_Material for this task_:
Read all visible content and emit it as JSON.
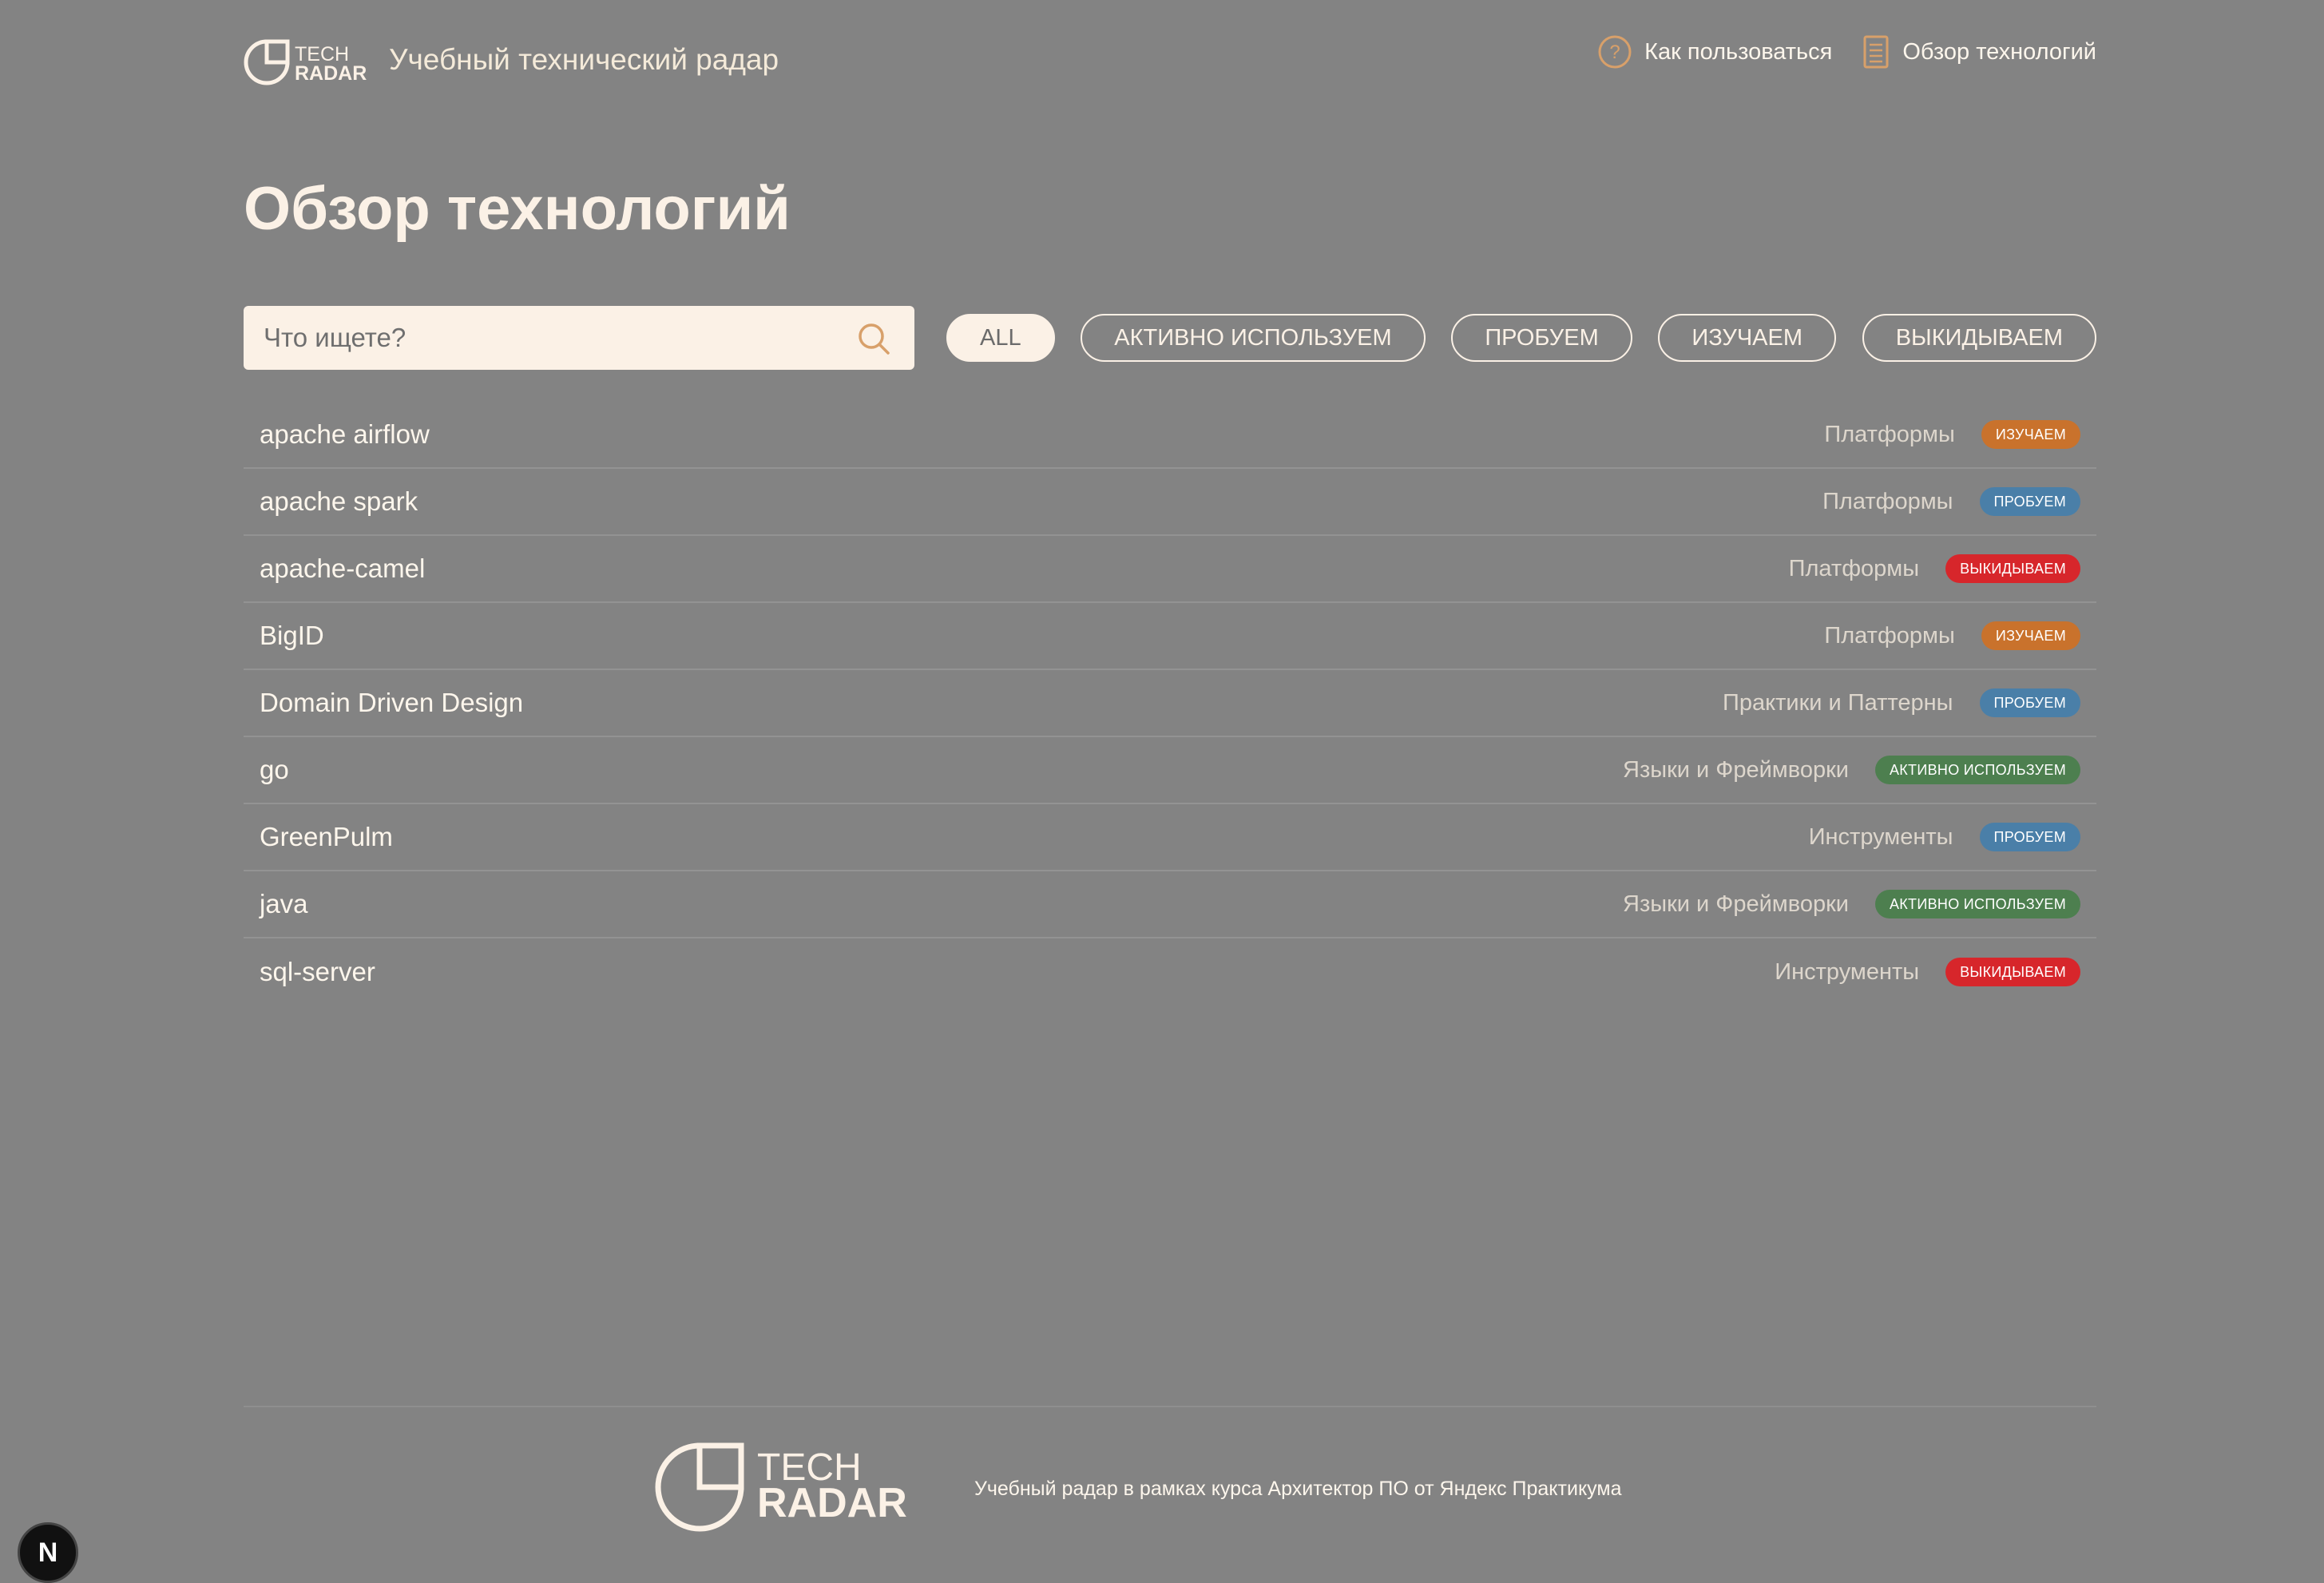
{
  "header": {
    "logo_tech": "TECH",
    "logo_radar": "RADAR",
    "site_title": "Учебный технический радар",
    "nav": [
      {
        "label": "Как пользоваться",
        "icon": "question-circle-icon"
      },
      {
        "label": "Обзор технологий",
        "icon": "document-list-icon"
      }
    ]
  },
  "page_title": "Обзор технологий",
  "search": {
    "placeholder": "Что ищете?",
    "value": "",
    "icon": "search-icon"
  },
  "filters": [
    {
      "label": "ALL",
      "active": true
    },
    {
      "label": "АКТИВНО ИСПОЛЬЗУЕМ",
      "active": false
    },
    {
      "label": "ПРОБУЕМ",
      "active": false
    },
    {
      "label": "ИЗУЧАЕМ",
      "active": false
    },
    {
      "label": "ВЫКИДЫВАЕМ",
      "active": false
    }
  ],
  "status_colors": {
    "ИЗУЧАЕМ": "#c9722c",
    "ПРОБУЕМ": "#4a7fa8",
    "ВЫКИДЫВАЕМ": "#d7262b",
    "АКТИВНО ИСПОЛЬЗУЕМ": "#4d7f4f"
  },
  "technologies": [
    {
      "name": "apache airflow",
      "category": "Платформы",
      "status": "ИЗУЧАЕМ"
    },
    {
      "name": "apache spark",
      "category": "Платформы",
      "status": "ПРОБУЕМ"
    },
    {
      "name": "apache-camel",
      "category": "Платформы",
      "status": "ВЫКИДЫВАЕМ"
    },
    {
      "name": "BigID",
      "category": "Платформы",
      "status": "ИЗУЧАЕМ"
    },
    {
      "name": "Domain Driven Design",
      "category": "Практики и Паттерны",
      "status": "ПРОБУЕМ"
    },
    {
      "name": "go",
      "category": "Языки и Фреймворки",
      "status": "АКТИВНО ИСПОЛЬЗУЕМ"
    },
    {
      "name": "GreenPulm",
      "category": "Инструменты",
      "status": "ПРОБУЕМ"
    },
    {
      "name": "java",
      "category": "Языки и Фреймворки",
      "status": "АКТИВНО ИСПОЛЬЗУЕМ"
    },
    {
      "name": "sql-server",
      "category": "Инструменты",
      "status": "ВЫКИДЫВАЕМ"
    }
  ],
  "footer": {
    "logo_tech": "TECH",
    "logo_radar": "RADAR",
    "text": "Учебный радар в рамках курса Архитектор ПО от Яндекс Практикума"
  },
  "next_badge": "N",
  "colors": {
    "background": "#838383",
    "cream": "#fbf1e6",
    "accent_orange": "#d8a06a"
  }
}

---

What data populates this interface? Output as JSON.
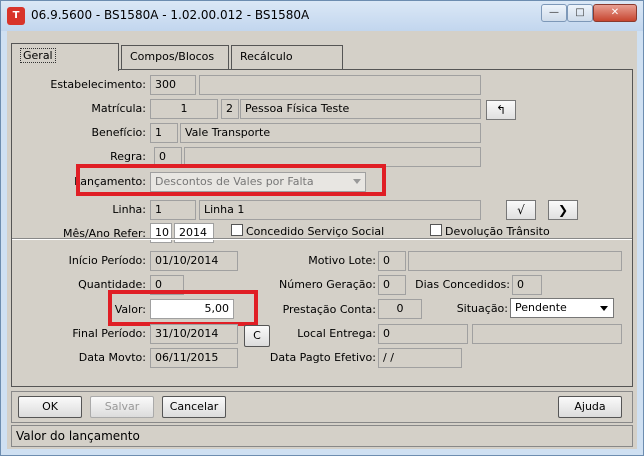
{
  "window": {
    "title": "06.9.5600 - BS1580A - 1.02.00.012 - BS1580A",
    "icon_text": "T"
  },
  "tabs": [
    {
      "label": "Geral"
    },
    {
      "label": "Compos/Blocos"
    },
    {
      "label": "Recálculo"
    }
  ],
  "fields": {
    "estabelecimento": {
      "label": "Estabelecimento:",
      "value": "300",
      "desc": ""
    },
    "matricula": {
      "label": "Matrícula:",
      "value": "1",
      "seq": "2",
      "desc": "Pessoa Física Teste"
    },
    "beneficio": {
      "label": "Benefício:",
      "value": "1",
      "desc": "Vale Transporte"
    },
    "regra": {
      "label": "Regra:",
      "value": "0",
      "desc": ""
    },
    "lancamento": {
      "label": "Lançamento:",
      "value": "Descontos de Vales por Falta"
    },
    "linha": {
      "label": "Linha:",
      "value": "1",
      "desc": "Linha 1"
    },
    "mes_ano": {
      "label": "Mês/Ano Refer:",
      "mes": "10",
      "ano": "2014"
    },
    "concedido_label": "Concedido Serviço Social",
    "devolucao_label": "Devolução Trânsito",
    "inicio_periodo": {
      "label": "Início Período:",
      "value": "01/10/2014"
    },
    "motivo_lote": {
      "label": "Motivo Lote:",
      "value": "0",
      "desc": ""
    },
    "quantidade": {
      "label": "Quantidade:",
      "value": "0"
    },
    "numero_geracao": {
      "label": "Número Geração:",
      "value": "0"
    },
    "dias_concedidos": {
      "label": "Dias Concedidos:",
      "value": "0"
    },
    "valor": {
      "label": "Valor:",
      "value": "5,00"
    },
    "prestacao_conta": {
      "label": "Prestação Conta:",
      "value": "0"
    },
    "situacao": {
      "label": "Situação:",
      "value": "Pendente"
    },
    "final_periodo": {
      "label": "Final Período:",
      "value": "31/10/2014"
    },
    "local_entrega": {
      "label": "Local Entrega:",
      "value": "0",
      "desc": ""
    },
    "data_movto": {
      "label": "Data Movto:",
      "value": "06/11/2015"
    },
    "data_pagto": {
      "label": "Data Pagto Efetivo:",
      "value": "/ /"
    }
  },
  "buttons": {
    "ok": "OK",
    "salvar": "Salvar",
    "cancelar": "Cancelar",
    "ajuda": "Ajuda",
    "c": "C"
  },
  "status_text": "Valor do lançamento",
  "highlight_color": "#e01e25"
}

...

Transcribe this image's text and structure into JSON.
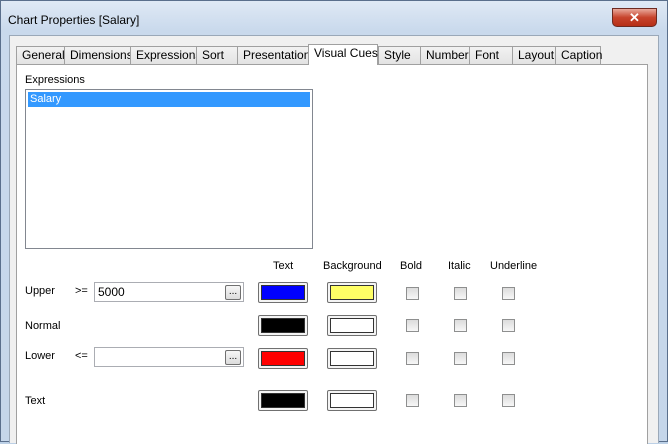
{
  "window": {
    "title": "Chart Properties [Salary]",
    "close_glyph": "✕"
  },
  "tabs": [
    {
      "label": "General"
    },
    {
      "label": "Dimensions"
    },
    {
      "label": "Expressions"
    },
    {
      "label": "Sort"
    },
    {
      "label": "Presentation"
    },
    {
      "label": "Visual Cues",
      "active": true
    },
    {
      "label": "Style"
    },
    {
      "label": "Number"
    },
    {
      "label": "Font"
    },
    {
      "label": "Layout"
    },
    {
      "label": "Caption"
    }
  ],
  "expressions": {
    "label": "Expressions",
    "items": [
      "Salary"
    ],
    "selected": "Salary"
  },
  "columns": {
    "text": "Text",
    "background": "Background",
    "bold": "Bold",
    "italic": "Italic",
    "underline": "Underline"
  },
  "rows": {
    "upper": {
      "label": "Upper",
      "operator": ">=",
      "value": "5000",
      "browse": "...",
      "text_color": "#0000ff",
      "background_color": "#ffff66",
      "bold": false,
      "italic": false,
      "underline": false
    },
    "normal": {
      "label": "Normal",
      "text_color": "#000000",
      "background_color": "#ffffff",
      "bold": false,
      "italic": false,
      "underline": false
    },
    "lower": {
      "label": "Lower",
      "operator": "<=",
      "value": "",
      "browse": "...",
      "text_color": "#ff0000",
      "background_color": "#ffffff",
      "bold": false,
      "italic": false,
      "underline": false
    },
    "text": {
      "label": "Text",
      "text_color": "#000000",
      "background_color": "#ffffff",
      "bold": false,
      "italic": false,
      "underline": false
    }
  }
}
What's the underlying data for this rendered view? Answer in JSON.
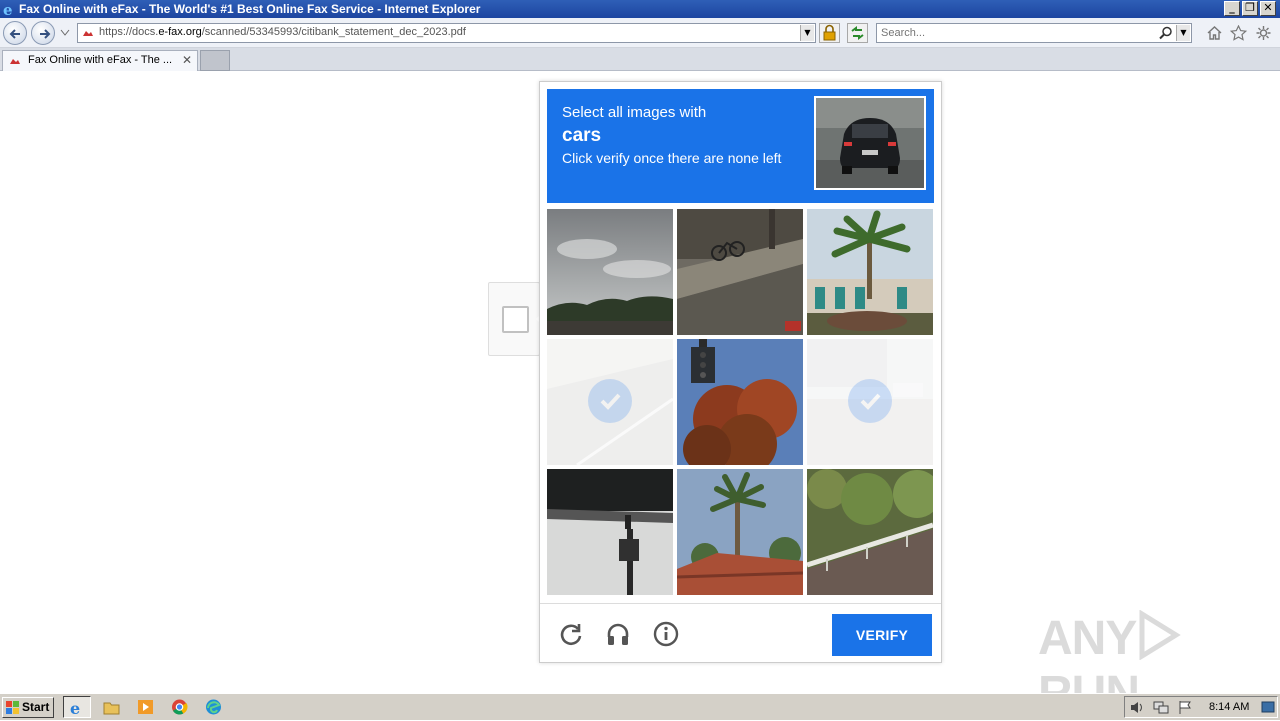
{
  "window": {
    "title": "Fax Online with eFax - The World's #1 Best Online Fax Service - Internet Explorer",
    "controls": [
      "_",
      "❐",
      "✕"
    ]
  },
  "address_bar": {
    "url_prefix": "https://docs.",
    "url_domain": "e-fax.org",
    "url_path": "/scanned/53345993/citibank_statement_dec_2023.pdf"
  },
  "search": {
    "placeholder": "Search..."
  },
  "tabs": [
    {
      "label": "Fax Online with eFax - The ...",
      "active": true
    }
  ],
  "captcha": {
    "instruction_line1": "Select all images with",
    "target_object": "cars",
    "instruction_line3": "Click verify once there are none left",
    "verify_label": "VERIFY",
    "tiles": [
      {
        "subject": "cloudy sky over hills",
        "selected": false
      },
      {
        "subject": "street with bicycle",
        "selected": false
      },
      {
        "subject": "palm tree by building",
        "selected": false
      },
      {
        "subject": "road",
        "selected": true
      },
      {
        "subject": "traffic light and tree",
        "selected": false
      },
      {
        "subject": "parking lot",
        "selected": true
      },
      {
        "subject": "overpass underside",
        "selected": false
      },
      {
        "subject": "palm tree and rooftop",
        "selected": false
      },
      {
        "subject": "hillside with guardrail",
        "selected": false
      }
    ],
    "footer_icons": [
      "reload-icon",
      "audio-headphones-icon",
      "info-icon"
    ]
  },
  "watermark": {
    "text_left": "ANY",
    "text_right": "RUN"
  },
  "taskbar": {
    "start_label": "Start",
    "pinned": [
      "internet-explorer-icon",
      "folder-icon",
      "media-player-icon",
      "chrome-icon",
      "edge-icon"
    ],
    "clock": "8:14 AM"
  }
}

_Stated task_: Copy every line in the listing above where the string "АКТИВНО" turns up.

_Written answer_:
      "label": "АКТИВНО ИСПОЛЬЗУЕМ",
    "АКТИВНО ИСПОЛЬЗУЕМ": "#4d7f4f"
      "status": "АКТИВНО ИСПОЛЬЗУЕМ"
      "status": "АКТИВНО ИСПОЛЬЗУЕМ"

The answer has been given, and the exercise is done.